-- EXERCISE DATA start --
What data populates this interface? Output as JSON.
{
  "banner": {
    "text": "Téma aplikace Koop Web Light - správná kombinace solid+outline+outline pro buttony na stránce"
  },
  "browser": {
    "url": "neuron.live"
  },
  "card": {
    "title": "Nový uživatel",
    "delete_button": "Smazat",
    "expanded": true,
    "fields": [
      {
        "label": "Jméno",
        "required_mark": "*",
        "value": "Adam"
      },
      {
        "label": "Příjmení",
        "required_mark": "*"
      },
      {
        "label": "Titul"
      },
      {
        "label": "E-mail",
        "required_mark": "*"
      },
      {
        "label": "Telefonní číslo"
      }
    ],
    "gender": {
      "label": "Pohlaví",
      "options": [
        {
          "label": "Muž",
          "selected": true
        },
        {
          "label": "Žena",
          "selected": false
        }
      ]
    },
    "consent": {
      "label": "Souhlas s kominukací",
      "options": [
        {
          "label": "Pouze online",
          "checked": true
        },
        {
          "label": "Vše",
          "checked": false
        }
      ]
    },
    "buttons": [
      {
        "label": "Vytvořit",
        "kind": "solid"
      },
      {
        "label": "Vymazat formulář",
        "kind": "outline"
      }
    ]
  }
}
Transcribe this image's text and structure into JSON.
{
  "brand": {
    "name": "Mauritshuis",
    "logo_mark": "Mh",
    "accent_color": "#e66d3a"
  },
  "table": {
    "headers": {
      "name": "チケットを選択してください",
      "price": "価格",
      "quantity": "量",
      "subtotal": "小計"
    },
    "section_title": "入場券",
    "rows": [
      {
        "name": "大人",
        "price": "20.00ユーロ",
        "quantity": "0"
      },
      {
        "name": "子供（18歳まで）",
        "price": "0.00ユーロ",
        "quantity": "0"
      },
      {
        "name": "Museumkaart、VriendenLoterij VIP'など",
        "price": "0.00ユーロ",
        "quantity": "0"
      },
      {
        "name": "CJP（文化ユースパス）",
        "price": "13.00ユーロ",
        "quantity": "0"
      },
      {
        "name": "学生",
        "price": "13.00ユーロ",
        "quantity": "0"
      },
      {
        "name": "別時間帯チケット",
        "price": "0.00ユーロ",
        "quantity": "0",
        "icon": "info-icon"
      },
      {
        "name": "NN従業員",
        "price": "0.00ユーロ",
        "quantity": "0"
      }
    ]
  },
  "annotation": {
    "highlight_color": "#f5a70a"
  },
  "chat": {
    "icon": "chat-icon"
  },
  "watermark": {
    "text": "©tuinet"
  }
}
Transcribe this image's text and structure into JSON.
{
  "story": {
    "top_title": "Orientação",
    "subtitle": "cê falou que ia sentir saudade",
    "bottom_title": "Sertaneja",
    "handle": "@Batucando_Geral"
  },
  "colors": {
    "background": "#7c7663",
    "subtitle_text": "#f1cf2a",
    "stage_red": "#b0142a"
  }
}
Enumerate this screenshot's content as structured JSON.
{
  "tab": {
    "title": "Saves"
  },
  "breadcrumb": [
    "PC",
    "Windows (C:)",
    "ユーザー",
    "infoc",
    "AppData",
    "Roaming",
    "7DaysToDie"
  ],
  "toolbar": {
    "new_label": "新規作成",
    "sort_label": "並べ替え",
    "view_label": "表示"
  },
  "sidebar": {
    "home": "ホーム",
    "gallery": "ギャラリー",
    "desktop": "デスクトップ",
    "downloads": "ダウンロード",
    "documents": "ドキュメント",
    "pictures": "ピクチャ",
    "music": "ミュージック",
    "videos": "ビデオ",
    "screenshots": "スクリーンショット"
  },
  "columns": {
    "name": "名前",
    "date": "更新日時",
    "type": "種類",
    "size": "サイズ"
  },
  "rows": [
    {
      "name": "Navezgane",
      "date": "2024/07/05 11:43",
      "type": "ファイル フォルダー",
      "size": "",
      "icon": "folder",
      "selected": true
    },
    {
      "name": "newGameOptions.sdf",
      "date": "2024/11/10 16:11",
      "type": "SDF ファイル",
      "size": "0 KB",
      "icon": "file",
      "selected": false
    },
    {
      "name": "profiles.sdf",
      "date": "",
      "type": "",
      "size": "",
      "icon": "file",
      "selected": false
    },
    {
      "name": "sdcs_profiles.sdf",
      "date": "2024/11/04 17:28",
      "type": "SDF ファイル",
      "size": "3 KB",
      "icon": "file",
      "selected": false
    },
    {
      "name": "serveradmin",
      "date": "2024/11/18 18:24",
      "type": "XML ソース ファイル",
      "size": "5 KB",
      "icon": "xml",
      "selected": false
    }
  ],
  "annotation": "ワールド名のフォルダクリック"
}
-- EXERCISE DATA end --
**TASK STATEMENT**
For each line of the listing that holds the word "icon", show that line.

**SOLUTION BELOW**
        "icon": "info-icon"
    "icon": "chat-icon"
      "icon": "folder",
      "icon": "file",
      "icon": "file",
      "icon": "file",
      "icon": "xml",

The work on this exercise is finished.